● What you will do: Copy each line below that contains "ylabel".

Stored dataset items:
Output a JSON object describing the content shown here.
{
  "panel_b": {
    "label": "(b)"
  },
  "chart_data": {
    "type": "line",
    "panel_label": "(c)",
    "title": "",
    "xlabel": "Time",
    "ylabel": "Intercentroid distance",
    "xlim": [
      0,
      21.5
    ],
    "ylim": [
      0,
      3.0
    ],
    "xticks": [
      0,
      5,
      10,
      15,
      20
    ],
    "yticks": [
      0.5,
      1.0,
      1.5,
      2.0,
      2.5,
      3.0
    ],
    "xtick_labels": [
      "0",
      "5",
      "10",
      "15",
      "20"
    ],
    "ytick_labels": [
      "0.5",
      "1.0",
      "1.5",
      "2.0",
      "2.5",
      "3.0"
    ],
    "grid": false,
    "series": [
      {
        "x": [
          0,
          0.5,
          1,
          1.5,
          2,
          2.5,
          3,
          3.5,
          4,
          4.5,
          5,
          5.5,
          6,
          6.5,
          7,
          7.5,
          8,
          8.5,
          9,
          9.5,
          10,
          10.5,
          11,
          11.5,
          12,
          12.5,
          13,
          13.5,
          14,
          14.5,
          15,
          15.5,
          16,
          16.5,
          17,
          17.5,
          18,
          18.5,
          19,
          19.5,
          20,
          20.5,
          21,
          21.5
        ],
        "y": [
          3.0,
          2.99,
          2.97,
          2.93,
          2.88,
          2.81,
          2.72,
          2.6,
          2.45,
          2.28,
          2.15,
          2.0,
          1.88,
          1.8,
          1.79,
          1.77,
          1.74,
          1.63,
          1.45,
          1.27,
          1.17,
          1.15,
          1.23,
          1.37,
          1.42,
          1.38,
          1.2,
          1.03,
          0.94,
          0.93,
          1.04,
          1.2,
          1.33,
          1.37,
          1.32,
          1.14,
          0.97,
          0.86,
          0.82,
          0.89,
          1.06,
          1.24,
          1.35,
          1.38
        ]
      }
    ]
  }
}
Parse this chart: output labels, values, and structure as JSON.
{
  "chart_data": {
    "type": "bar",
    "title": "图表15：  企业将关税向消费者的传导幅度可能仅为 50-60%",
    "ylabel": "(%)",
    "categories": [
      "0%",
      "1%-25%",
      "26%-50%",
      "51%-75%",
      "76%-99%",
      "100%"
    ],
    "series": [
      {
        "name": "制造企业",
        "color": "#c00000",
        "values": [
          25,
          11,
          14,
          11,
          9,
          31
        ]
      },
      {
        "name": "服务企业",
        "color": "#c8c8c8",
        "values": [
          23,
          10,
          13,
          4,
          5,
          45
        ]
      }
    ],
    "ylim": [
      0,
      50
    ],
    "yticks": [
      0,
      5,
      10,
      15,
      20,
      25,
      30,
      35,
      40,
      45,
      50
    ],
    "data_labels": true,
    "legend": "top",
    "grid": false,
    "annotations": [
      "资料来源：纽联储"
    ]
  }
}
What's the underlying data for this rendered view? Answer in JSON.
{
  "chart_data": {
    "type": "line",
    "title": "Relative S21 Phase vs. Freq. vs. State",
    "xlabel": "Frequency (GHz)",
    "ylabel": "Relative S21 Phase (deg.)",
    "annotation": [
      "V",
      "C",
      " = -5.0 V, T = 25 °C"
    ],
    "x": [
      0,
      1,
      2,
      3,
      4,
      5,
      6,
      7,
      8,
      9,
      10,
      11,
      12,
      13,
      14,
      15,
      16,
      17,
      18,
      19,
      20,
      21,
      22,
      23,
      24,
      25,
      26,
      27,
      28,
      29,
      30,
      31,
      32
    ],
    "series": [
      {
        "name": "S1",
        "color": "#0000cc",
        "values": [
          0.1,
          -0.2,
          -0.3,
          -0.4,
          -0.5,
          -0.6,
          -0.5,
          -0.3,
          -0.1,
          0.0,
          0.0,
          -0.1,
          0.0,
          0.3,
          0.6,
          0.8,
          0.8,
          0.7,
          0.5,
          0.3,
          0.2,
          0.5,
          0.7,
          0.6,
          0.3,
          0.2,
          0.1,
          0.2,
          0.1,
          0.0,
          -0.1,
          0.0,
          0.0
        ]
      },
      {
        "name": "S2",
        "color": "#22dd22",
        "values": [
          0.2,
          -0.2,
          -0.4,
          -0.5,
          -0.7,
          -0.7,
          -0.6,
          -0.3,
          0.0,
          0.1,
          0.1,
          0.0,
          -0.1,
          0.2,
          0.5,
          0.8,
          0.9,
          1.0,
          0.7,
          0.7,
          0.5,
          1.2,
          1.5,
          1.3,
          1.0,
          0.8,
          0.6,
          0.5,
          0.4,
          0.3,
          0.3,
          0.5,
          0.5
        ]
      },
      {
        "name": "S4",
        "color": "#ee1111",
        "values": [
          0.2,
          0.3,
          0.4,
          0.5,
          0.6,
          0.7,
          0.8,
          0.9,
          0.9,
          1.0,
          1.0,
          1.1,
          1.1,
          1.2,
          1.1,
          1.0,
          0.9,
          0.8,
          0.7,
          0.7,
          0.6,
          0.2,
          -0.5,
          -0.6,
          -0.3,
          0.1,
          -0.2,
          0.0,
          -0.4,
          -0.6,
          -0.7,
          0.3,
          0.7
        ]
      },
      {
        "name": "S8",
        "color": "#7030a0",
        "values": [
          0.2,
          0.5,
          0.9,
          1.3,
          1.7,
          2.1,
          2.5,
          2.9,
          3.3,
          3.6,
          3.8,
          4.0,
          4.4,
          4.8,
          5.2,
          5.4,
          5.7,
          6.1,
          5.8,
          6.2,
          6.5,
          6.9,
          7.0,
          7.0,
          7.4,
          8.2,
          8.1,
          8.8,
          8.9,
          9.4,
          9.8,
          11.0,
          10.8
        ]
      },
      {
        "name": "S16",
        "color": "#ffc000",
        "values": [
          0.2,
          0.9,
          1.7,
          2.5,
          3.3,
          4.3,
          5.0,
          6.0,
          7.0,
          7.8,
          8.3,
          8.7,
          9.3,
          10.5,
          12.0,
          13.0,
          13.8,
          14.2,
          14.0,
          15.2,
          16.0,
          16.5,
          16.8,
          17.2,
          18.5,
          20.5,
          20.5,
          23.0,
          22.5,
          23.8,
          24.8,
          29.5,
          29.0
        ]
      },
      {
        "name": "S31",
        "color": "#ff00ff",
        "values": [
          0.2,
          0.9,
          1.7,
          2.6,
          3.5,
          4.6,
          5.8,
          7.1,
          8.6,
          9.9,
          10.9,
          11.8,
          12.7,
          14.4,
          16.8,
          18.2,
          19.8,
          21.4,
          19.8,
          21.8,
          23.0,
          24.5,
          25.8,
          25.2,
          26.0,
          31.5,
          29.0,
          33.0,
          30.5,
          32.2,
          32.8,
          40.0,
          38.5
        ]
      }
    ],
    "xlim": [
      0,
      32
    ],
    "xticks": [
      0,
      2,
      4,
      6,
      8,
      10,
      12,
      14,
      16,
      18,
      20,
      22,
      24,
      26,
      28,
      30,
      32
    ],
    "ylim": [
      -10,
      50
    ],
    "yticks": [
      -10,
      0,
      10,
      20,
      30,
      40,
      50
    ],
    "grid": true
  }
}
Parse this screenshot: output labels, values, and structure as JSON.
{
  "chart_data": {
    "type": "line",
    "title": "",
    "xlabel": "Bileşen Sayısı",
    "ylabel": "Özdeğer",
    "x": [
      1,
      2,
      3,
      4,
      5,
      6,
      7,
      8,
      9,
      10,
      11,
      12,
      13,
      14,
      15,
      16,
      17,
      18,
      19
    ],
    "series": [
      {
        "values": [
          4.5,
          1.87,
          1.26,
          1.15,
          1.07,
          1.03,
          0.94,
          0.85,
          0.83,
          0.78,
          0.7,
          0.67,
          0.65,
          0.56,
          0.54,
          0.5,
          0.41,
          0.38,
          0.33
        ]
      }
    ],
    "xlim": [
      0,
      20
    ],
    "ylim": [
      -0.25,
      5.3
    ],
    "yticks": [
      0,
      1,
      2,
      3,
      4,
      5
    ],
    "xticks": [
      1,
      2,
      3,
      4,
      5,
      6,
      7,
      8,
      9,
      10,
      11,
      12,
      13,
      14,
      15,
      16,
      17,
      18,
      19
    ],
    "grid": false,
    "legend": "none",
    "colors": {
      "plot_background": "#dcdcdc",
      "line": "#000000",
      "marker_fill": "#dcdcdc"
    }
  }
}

● Response:
    "ylabel": "Intercentroid distance",
    "ylabel": "(%)",
    "ylabel": "Relative S21 Phase (deg.)",
    "ylabel": "Özdeğer",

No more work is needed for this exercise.